● **AIM**
Output each line of the material exactly as it stands.

● **RECORDS FOR THE TASK**
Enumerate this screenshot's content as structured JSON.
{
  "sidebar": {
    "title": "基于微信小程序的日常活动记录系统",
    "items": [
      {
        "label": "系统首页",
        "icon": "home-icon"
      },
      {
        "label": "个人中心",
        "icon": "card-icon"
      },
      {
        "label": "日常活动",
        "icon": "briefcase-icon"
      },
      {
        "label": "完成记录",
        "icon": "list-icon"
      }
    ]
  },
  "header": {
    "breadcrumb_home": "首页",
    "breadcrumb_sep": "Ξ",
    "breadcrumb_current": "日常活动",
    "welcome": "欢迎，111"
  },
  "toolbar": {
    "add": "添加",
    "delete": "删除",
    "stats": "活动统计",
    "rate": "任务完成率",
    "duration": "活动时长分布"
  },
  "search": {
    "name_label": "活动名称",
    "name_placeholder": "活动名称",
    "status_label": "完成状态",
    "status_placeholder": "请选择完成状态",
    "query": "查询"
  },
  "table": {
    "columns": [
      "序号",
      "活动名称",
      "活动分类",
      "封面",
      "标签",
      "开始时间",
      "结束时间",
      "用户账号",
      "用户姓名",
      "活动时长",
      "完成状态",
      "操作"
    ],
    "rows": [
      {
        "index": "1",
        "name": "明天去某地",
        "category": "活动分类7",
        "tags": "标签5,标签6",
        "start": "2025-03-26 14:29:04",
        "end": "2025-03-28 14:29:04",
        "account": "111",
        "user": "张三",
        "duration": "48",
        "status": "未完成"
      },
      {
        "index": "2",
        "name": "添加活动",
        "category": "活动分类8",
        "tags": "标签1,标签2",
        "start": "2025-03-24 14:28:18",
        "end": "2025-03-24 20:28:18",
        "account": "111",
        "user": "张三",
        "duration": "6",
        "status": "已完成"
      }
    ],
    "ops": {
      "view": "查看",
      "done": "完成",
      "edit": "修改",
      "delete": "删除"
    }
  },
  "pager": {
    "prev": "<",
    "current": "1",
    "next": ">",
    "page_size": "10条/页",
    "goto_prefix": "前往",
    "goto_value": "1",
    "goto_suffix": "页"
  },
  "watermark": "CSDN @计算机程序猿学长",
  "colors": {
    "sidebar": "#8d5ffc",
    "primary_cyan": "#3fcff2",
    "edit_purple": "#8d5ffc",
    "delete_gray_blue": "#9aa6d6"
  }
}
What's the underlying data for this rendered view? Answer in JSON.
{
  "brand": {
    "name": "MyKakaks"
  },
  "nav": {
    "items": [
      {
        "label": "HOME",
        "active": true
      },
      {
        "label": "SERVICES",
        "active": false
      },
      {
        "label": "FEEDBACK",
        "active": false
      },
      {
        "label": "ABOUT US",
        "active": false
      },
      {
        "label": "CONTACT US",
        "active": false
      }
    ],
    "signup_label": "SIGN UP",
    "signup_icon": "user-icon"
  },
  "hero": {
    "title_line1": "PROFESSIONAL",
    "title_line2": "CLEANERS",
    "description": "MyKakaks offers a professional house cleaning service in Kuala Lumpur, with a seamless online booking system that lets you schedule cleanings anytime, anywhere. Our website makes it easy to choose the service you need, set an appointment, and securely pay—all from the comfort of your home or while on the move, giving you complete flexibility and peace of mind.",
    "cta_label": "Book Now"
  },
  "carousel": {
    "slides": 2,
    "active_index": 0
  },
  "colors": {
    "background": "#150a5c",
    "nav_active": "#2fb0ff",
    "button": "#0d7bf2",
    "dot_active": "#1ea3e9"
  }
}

● **THE RESPONSE**
Enumerate this screenshot's content as structured JSON.
{
  "sidebar": {
    "title": "基于微信小程序的日常活动记录系统",
    "items": [
      {
        "label": "系统首页",
        "icon": "home-icon"
      },
      {
        "label": "个人中心",
        "icon": "card-icon"
      },
      {
        "label": "日常活动",
        "icon": "briefcase-icon"
      },
      {
        "label": "完成记录",
        "icon": "list-icon"
      }
    ]
  },
  "header": {
    "breadcrumb_home": "首页",
    "breadcrumb_sep": "Ξ",
    "breadcrumb_current": "日常活动",
    "welcome": "欢迎，111"
  },
  "toolbar": {
    "add": "添加",
    "delete": "删除",
    "stats": "活动统计",
    "rate": "任务完成率",
    "duration": "活动时长分布"
  },
  "search": {
    "name_label": "活动名称",
    "name_placeholder": "活动名称",
    "status_label": "完成状态",
    "status_placeholder": "请选择完成状态",
    "query": "查询"
  },
  "table": {
    "columns": [
      "序号",
      "活动名称",
      "活动分类",
      "封面",
      "标签",
      "开始时间",
      "结束时间",
      "用户账号",
      "用户姓名",
      "活动时长",
      "完成状态",
      "操作"
    ],
    "rows": [
      {
        "index": "1",
        "name": "明天去某地",
        "category": "活动分类7",
        "tags": "标签5,标签6",
        "start": "2025-03-26 14:29:04",
        "end": "2025-03-28 14:29:04",
        "account": "111",
        "user": "张三",
        "duration": "48",
        "status": "未完成"
      },
      {
        "index": "2",
        "name": "添加活动",
        "category": "活动分类8",
        "tags": "标签1,标签2",
        "start": "2025-03-24 14:28:18",
        "end": "2025-03-24 20:28:18",
        "account": "111",
        "user": "张三",
        "duration": "6",
        "status": "已完成"
      }
    ],
    "ops": {
      "view": "查看",
      "done": "完成",
      "edit": "修改",
      "delete": "删除"
    }
  },
  "pager": {
    "prev": "<",
    "current": "1",
    "next": ">",
    "page_size": "10条/页",
    "goto_prefix": "前往",
    "goto_value": "1",
    "goto_suffix": "页"
  },
  "watermark": "CSDN @计算机程序猿学长",
  "colors": {
    "sidebar": "#8d5ffc",
    "primary_cyan": "#3fcff2",
    "edit_purple": "#8d5ffc",
    "delete_gray_blue": "#9aa6d6"
  }
}
What's the underlying data for this rendered view? Answer in JSON.
{
  "brand": {
    "name": "MyKakaks"
  },
  "nav": {
    "items": [
      {
        "label": "HOME",
        "active": true
      },
      {
        "label": "SERVICES",
        "active": false
      },
      {
        "label": "FEEDBACK",
        "active": false
      },
      {
        "label": "ABOUT US",
        "active": false
      },
      {
        "label": "CONTACT US",
        "active": false
      }
    ],
    "signup_label": "SIGN UP",
    "signup_icon": "user-icon"
  },
  "hero": {
    "title_line1": "PROFESSIONAL",
    "title_line2": "CLEANERS",
    "description": "MyKakaks offers a professional house cleaning service in Kuala Lumpur, with a seamless online booking system that lets you schedule cleanings anytime, anywhere. Our website makes it easy to choose the service you need, set an appointment, and securely pay—all from the comfort of your home or while on the move, giving you complete flexibility and peace of mind.",
    "cta_label": "Book Now"
  },
  "carousel": {
    "slides": 2,
    "active_index": 0
  },
  "colors": {
    "background": "#150a5c",
    "nav_active": "#2fb0ff",
    "button": "#0d7bf2",
    "dot_active": "#1ea3e9"
  }
}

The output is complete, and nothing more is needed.